EXCERPTED PASSAGE =
Segment Open
# Need help with wasp stings



## Ravenlost (Jul 20, 2004)

Yesterday in the garden I was chopping down some tall grasses and must have stirred up a wasp nest. Two of them got me...both on my upper right arm. My arm is now red, achy, hot, swollen, tender to the touch, itchy beyond belief and swollen from my shoulder to a few inches below my elbow.

I have tried Benadryl, a spray for pain and itching, cold tea bags, a baking soda paste and an ice bag. Nothing is helping much. Any other suggestions?


----------



## KrisD (May 26, 2011)

SOAK it in vinegar! I mowed over a yellow jacket nest while mowing in shorts and a tank top. You can use your imagination! The vinegar worked within minutes and in an hour all swelling was gone no redness or pain. But you need to soak it good.


----------



## Guest (Jul 28, 2012)

cortizone cream worked for me when I got stung on the nose last week.


----------



## NickieL (Jun 15, 2007)

a epsom salt paste will help draw out the toxin!


----------



## Alice In TX/MO (May 10, 2002)

Meat tenderizer and water to make a thick paste. The chemical dissolves the venom protein.


----------



## Maverick_mg (Mar 11, 2010)

Baking soda made into a paste works well too!


----------



## Molly Mckee (Jul 8, 2006)

Water Jel burn ointment, very soothing and contains a little bit of lidocaine. How much Benedryl are you taking? You may be able to increase your dosage.


----------



## Ravenlost (Jul 20, 2004)

Baking soda paste didn't do a bit of good. I've used it before with good results...this time, nothing. 

Of all the suggestions above the only one I have on hand is vinegar. Well, I do have epsom salts out in the potting shed, but I'm not about to go out to the garden where the wasps are lurking! 

I'm going to smell like a pickle when hubby gets home!

Thanks everyone.


----------



## ArkansasLady (Jan 1, 2003)

my son that passed away was very allergic and the dr told us to crush a charcoal briquet (not the instant light kind) and mix with water to make a paste and put on the sting site


----------



## MO_cows (Aug 14, 2010)

Keep up the Benadryl and ice. It can get worse if you quit too soon. My dad is allergic and his forearm swelled up like Popeye's over night when he forgot a dose of Benadryl after getting stung. 

Those little daubers they sell for bug bites and stings have ammonia in them, so if you have some ammonia you might try that to counteract the venom. Charcoal absorbs toxins so that sounds like a good one, too. The charcoal they sell for fish tank filters would be easier to work with than big ol briquets and probably less undesirable ingredients, too.
Segment Closed
DATA FOR REVIEW =
Segment Open
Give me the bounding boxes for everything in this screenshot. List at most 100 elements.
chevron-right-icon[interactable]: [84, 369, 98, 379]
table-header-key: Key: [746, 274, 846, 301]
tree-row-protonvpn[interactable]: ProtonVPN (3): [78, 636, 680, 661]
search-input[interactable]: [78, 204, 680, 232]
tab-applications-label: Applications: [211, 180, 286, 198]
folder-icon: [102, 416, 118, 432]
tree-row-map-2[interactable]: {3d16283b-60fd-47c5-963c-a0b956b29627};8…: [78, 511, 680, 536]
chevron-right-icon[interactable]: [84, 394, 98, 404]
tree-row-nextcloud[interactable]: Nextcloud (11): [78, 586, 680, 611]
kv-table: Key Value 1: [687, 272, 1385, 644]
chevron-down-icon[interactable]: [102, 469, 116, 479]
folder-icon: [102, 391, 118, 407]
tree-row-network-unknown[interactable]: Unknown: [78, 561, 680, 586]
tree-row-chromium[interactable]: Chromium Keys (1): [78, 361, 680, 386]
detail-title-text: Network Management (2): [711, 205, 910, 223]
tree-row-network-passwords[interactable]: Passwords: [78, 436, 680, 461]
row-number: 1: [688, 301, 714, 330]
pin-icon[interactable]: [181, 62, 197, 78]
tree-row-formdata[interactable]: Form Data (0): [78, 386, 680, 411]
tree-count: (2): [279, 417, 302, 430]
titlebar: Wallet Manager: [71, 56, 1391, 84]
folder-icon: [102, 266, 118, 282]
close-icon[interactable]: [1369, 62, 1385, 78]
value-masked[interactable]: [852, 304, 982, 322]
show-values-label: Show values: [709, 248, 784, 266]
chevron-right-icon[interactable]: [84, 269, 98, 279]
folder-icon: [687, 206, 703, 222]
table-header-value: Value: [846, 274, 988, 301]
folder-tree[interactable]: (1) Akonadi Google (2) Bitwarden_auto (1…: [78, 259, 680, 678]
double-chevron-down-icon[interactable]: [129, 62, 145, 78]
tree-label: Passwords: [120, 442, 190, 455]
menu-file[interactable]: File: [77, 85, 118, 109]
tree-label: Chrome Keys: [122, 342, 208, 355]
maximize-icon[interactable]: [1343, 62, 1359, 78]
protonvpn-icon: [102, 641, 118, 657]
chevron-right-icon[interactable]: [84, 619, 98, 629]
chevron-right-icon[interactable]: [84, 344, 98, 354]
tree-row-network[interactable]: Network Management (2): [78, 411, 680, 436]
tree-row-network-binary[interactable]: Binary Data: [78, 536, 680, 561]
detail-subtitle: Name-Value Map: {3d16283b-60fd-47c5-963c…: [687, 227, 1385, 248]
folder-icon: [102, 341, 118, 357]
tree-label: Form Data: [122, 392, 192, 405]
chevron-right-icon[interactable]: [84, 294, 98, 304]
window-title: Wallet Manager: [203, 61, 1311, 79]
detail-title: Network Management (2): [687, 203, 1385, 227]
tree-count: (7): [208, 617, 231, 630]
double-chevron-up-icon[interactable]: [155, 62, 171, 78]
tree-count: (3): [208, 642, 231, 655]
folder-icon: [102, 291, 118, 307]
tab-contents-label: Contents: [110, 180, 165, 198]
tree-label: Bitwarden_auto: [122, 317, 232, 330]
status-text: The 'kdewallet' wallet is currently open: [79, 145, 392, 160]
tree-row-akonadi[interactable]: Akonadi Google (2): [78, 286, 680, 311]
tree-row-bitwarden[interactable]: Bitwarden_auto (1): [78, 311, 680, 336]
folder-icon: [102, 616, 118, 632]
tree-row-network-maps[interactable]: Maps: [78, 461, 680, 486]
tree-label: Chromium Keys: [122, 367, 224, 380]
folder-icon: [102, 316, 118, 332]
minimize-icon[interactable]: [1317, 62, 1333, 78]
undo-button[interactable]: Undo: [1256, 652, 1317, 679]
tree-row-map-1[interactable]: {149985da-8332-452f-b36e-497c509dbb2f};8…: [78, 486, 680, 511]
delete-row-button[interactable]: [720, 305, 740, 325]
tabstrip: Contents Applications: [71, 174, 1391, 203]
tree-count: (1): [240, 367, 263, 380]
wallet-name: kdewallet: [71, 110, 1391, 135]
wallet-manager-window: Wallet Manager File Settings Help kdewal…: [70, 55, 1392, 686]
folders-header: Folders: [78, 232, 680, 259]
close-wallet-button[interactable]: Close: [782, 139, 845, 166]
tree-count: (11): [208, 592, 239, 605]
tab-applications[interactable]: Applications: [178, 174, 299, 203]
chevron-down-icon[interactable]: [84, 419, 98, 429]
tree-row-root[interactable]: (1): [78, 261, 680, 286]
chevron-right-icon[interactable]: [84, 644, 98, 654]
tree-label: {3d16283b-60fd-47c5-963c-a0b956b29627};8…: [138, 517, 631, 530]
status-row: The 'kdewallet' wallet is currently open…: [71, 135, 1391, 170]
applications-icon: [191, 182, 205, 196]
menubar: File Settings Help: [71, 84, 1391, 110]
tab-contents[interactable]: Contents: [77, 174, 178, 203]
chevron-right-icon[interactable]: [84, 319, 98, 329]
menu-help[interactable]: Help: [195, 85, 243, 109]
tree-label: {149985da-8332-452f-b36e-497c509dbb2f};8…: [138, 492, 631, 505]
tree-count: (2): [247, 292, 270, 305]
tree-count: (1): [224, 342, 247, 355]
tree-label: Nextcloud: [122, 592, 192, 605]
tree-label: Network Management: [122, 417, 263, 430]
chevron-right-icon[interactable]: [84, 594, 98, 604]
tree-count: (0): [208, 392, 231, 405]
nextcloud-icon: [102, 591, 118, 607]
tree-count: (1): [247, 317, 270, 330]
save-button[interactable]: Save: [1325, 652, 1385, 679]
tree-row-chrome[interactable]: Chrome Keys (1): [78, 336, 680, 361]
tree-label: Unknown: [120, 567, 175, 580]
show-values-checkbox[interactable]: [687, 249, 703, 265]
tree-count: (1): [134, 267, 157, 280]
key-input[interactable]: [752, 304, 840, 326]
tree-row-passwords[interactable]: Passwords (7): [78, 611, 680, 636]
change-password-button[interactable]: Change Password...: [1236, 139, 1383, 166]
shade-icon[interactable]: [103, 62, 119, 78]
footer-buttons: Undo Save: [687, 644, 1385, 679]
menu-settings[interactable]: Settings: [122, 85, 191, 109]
Segment Closed
PROBLEMS TO SOLVE =
a - In the thread on wasp stings, repeat the text word for word from "SOAK it in vinegar!" up to and including "soak it good.".
b - Put this sentence from the thread on wasp stings into Spanish: "My dad is allergic and his forearm swelled up like Popeye's over night when he forgot a dose of Benadryl after getting stung."
c - Answer these from the thread on wasp stings:
(i) Where on her body did Ravenlost get stung?
(ii) What does Alice In TX/MO mix meat tenderizer with?
(iii) What charcoal does MO_cows say would be easier to work with than briquets?
The records have nothing to do with any of this.

RESULTS FOR EACH TASK =
a -
SOAK it in vinegar! I mowed over a yellow jacket nest while mowing in shorts and a tank top. You can use your imagination! The vinegar worked within minutes and in an hour all swelling was gone no redness or pain. But you need to soak it good.

b - Mi papá es alérgico y el antebrazo se le hinchó como el de Popeye durante la noche cuando se le olvidó una dosis de Benadryl después de que lo picaran.

c -
(i) Her upper right arm.
(ii) Water.
(iii) The charcoal sold for fish tank filters.